■ What the exercise asks ■
Write out the whole listing again, exactly.

Source records
* START *
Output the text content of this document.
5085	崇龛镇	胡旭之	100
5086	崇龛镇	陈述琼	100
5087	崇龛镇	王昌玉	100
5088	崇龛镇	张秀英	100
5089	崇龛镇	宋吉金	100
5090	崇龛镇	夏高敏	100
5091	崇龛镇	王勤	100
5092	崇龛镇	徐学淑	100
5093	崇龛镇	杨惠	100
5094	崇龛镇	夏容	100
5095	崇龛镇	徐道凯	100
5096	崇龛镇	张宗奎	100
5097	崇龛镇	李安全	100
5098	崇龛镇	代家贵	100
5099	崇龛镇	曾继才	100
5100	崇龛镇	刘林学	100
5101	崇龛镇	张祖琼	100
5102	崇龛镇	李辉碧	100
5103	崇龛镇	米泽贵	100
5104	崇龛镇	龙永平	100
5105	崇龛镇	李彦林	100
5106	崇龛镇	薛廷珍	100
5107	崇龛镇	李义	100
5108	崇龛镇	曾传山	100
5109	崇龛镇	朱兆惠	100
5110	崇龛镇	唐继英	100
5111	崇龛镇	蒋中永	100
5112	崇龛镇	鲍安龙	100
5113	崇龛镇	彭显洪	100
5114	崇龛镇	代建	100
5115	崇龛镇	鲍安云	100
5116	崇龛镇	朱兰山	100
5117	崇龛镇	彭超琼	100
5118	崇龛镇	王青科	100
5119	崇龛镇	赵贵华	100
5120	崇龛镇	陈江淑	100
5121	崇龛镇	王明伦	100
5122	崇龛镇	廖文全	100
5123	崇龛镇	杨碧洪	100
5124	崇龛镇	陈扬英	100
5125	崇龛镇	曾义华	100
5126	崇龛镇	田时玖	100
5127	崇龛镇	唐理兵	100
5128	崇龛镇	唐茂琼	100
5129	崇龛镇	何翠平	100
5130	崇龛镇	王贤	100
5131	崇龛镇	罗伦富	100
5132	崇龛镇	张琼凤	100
* END *
■ Answer to the problem ■
Output the text content of this document.
5085	崇龛镇	胡旭之	100
5086	崇龛镇	陈述琼	100
5087	崇龛镇	王昌玉	100
5088	崇龛镇	张秀英	100
5089	崇龛镇	宋吉金	100
5090	崇龛镇	夏高敏	100
5091	崇龛镇	王勤	100
5092	崇龛镇	徐学淑	100
5093	崇龛镇	杨惠	100
5094	崇龛镇	夏容	100
5095	崇龛镇	徐道凯	100
5096	崇龛镇	张宗奎	100
5097	崇龛镇	李安全	100
5098	崇龛镇	代家贵	100
5099	崇龛镇	曾继才	100
5100	崇龛镇	刘林学	100
5101	崇龛镇	张祖琼	100
5102	崇龛镇	李辉碧	100
5103	崇龛镇	米泽贵	100
5104	崇龛镇	龙永平	100
5105	崇龛镇	李彦林	100
5106	崇龛镇	薛廷珍	100
5107	崇龛镇	李义	100
5108	崇龛镇	曾传山	100
5109	崇龛镇	朱兆惠	100
5110	崇龛镇	唐继英	100
5111	崇龛镇	蒋中永	100
5112	崇龛镇	鲍安龙	100
5113	崇龛镇	彭显洪	100
5114	崇龛镇	代建	100
5115	崇龛镇	鲍安云	100
5116	崇龛镇	朱兰山	100
5117	崇龛镇	彭超琼	100
5118	崇龛镇	王青科	100
5119	崇龛镇	赵贵华	100
5120	崇龛镇	陈江淑	100
5121	崇龛镇	王明伦	100
5122	崇龛镇	廖文全	100
5123	崇龛镇	杨碧洪	100
5124	崇龛镇	陈扬英	100
5125	崇龛镇	曾义华	100
5126	崇龛镇	田时玖	100
5127	崇龛镇	唐理兵	100
5128	崇龛镇	唐茂琼	100
5129	崇龛镇	何翠平	100
5130	崇龛镇	王贤	100
5131	崇龛镇	罗伦富	100
5132	崇龛镇	张琼凤	100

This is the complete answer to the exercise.